**Texto proporcionado:**
※

Hasta que ningún estudio o evidencia arqueológica demuestre lo contrario, el primer texto de viajes del que se tiene registro en España lo escribió una religiosa gallega llamada Egeria. El manuscrito data del siglo IV y nace de cartas dirigidas a sus amigas durante un arduo viaje de peregrinación entre los años 381 y 384 a Tierra Santa por la antigua Vía Domitia, la primera calzada romana construida en la Galia (actual sur de Francia), en paralelo a la costa mediterránea entre los Alpes y los Pirineos.
Se cree que la misteriosa Egeria recorrió más de 5.000 kilómetros en los medios de locomoción disponibles por entonces: a caballo, en camello y, más que nada, a pie, escalando montañas escarpadas, durmiendo a la intemperie y a merced del frío nocturno y el calor del desierto. Pasó por el norte de Italia y cruzó el mar Adriático, llegó a Jerusalén, Jericó, Nazaret y al Egipto bíblico completo: Alejandría, Tebas, mar Rojo y monte Sinaí. También estuvo en Mesopotamia, bordeando el río Éufrates, y en Siria. Su rastro se perdió definitivamente en Constantinopla, donde se cree que murió por causas desconocidas (del libro han desaparecido las primeras y las últimas páginas, se conservan 22 de las 37 originales).

※

**Entradas del conjunto:**
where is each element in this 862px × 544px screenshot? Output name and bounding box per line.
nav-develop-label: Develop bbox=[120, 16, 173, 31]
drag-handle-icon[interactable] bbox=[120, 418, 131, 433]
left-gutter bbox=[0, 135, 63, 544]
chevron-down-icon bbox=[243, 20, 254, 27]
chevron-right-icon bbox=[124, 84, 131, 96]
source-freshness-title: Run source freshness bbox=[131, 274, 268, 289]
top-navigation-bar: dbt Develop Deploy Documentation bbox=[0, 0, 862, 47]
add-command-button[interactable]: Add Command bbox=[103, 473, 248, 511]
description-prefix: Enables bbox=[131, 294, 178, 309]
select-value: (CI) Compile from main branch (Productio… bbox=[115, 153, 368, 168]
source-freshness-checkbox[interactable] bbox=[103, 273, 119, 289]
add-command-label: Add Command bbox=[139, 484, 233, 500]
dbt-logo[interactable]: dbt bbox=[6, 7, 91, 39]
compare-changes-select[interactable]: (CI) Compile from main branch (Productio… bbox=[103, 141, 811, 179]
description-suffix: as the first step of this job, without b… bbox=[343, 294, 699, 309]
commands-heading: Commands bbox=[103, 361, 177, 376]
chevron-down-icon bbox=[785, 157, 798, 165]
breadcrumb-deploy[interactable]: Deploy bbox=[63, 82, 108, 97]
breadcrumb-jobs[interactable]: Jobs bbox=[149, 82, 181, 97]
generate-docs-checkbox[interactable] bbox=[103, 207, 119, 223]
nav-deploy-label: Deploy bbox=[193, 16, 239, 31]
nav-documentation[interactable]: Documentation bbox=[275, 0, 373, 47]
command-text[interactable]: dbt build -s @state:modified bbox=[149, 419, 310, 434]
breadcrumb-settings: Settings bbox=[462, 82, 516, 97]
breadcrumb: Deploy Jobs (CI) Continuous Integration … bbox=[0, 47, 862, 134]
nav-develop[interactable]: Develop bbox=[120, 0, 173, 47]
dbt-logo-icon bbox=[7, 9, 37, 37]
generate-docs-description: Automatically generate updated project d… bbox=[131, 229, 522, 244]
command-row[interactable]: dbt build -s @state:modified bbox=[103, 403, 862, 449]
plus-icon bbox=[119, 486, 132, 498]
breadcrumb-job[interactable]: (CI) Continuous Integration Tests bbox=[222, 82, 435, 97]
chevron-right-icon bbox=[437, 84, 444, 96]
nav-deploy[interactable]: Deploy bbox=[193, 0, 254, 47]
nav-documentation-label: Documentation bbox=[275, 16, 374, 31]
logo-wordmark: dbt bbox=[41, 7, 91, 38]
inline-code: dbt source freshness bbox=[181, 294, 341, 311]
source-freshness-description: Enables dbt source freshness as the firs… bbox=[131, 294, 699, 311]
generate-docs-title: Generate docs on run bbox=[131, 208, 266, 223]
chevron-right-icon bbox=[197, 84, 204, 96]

※

**Instrucción escrita 1:** Duplica sin cambios el tramo de las entradas que empieza en su primera línea y termina en la línea que contiene "generate-docs-checkbox[interactable] bbox=[103, 207, 119, 223]", ambas incluidas.
**Instrucción escrita 2:** Retoma el texto sobre el viaje de Egeria y continúalo a partir de su última oración.

**Respuesta 1:**
where is each element in this 862px × 544px screenshot? Output name and bounding box per line.
nav-develop-label: Develop bbox=[120, 16, 173, 31]
drag-handle-icon[interactable] bbox=[120, 418, 131, 433]
left-gutter bbox=[0, 135, 63, 544]
chevron-down-icon bbox=[243, 20, 254, 27]
chevron-right-icon bbox=[124, 84, 131, 96]
source-freshness-title: Run source freshness bbox=[131, 274, 268, 289]
top-navigation-bar: dbt Develop Deploy Documentation bbox=[0, 0, 862, 47]
add-command-button[interactable]: Add Command bbox=[103, 473, 248, 511]
description-prefix: Enables bbox=[131, 294, 178, 309]
select-value: (CI) Compile from main branch (Productio… bbox=[115, 153, 368, 168]
source-freshness-checkbox[interactable] bbox=[103, 273, 119, 289]
add-command-label: Add Command bbox=[139, 484, 233, 500]
dbt-logo[interactable]: dbt bbox=[6, 7, 91, 39]
compare-changes-select[interactable]: (CI) Compile from main branch (Productio… bbox=[103, 141, 811, 179]
description-suffix: as the first step of this job, without b… bbox=[343, 294, 699, 309]
commands-heading: Commands bbox=[103, 361, 177, 376]
chevron-down-icon bbox=[785, 157, 798, 165]
breadcrumb-deploy[interactable]: Deploy bbox=[63, 82, 108, 97]
breadcrumb-jobs[interactable]: Jobs bbox=[149, 82, 181, 97]
generate-docs-checkbox[interactable] bbox=[103, 207, 119, 223]

**Respuesta 2:**
Eran los años de decadencia del Imperio romano tras la conversión del emperador Constantino y la debacle definitiva con su sucesor Teodosio. El viaje de Egeria formaba parte de un furor muy propio de ese cambio de época en el que empezaba a consolidarse el poder definitivo de la Iglesia católica en Occidente y que, para tal fin, también decidía cortar con la osadía femenina de viajar sola, aunque fuera por motivos religiosos. “Una mujer no puede realizar un viaje tan largo si no tiene quien la acompañe, ya porque, debido a su debilidad natural, se la debe ayudar a subir a la cabalgadura y a bajar de ella, ya porque debe ser protegida en los lugares difíciles. Y, cualquiera (que) sea la disyuntiva, o que tenga un allegado que se preocupe de cuidar de ella, o un criado que la acompañe, en ninguno de los casos está libre de falta”, escribía entonces el teólogo y obispo Gregorio de Nisa, debidamente santificado por la Iglesia y uno de los precursores de que la autoridad católica decidiera acabar con esos viajes entre las devotas cristianas y ofrecerles, a cambio, las paredes cerradas de los monasterios para satisfacer su curiosidad intelectual. “Entretanto, señoras mías y luz de mi vida, dignaos acordaros de mi, sea que esté viva, o sea que haya muerto”, escribía Egeria, inaugurando la tradición de viaje femenino y alimentando la tradición de prohibirlo.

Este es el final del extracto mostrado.